■ **Problem to work on**: Type out the records that follow, exactly as given.

* Start Records for this task *

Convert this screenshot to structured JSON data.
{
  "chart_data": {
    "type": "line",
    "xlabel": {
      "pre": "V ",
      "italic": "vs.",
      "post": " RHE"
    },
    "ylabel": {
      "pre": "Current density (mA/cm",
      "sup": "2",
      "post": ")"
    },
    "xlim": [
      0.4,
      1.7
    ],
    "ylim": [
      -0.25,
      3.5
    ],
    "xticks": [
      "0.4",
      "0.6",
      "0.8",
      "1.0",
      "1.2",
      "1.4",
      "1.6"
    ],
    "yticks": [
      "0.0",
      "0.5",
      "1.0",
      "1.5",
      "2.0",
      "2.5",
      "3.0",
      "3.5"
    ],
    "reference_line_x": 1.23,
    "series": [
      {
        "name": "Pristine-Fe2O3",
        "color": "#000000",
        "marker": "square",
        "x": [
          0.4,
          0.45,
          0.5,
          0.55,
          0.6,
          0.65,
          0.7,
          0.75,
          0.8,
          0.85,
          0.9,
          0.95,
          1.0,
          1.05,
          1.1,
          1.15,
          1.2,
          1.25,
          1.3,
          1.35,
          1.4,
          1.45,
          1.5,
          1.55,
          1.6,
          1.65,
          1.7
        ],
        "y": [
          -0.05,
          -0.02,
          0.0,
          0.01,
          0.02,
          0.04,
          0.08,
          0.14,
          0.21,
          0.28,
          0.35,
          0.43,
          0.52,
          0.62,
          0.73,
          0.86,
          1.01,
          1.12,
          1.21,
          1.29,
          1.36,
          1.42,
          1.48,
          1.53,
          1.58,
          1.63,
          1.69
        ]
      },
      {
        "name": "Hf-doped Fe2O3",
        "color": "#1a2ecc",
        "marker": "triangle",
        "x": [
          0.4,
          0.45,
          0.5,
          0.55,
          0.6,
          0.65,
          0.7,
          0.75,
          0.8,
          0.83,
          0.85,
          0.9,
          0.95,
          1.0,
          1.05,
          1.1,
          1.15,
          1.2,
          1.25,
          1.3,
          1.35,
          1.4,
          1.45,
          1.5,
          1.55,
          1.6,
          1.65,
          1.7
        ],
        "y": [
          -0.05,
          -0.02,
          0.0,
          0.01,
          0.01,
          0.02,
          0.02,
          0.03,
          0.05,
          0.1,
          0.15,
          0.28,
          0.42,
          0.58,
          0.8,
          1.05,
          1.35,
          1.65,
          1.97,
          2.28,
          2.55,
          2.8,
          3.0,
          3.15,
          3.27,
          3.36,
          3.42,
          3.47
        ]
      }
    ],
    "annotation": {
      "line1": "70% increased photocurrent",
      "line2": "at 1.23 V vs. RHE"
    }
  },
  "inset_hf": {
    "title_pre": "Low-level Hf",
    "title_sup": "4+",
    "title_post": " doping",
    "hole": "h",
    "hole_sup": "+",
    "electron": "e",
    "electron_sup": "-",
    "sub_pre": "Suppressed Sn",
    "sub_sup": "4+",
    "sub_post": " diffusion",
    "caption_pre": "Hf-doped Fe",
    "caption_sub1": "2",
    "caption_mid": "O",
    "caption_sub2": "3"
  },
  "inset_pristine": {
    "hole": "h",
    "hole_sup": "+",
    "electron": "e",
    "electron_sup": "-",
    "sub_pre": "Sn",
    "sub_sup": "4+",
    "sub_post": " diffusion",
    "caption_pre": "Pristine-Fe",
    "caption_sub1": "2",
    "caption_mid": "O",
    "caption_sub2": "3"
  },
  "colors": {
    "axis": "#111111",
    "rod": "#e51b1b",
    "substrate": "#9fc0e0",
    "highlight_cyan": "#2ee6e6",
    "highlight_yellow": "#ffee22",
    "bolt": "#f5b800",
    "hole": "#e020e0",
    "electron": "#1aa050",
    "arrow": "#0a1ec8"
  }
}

* End Records for this task *

■ **The reply**:
Convert this screenshot to structured JSON data.
{
  "chart_data": {
    "type": "line",
    "xlabel": {
      "pre": "V ",
      "italic": "vs.",
      "post": " RHE"
    },
    "ylabel": {
      "pre": "Current density (mA/cm",
      "sup": "2",
      "post": ")"
    },
    "xlim": [
      0.4,
      1.7
    ],
    "ylim": [
      -0.25,
      3.5
    ],
    "xticks": [
      "0.4",
      "0.6",
      "0.8",
      "1.0",
      "1.2",
      "1.4",
      "1.6"
    ],
    "yticks": [
      "0.0",
      "0.5",
      "1.0",
      "1.5",
      "2.0",
      "2.5",
      "3.0",
      "3.5"
    ],
    "reference_line_x": 1.23,
    "series": [
      {
        "name": "Pristine-Fe2O3",
        "color": "#000000",
        "marker": "square",
        "x": [
          0.4,
          0.45,
          0.5,
          0.55,
          0.6,
          0.65,
          0.7,
          0.75,
          0.8,
          0.85,
          0.9,
          0.95,
          1.0,
          1.05,
          1.1,
          1.15,
          1.2,
          1.25,
          1.3,
          1.35,
          1.4,
          1.45,
          1.5,
          1.55,
          1.6,
          1.65,
          1.7
        ],
        "y": [
          -0.05,
          -0.02,
          0.0,
          0.01,
          0.02,
          0.04,
          0.08,
          0.14,
          0.21,
          0.28,
          0.35,
          0.43,
          0.52,
          0.62,
          0.73,
          0.86,
          1.01,
          1.12,
          1.21,
          1.29,
          1.36,
          1.42,
          1.48,
          1.53,
          1.58,
          1.63,
          1.69
        ]
      },
      {
        "name": "Hf-doped Fe2O3",
        "color": "#1a2ecc",
        "marker": "triangle",
        "x": [
          0.4,
          0.45,
          0.5,
          0.55,
          0.6,
          0.65,
          0.7,
          0.75,
          0.8,
          0.83,
          0.85,
          0.9,
          0.95,
          1.0,
          1.05,
          1.1,
          1.15,
          1.2,
          1.25,
          1.3,
          1.35,
          1.4,
          1.45,
          1.5,
          1.55,
          1.6,
          1.65,
          1.7
        ],
        "y": [
          -0.05,
          -0.02,
          0.0,
          0.01,
          0.01,
          0.02,
          0.02,
          0.03,
          0.05,
          0.1,
          0.15,
          0.28,
          0.42,
          0.58,
          0.8,
          1.05,
          1.35,
          1.65,
          1.97,
          2.28,
          2.55,
          2.8,
          3.0,
          3.15,
          3.27,
          3.36,
          3.42,
          3.47
        ]
      }
    ],
    "annotation": {
      "line1": "70% increased photocurrent",
      "line2": "at 1.23 V vs. RHE"
    }
  },
  "inset_hf": {
    "title_pre": "Low-level Hf",
    "title_sup": "4+",
    "title_post": " doping",
    "hole": "h",
    "hole_sup": "+",
    "electron": "e",
    "electron_sup": "-",
    "sub_pre": "Suppressed Sn",
    "sub_sup": "4+",
    "sub_post": " diffusion",
    "caption_pre": "Hf-doped Fe",
    "caption_sub1": "2",
    "caption_mid": "O",
    "caption_sub2": "3"
  },
  "inset_pristine": {
    "hole": "h",
    "hole_sup": "+",
    "electron": "e",
    "electron_sup": "-",
    "sub_pre": "Sn",
    "sub_sup": "4+",
    "sub_post": " diffusion",
    "caption_pre": "Pristine-Fe",
    "caption_sub1": "2",
    "caption_mid": "O",
    "caption_sub2": "3"
  },
  "colors": {
    "axis": "#111111",
    "rod": "#e51b1b",
    "substrate": "#9fc0e0",
    "highlight_cyan": "#2ee6e6",
    "highlight_yellow": "#ffee22",
    "bolt": "#f5b800",
    "hole": "#e020e0",
    "electron": "#1aa050",
    "arrow": "#0a1ec8"
  }
}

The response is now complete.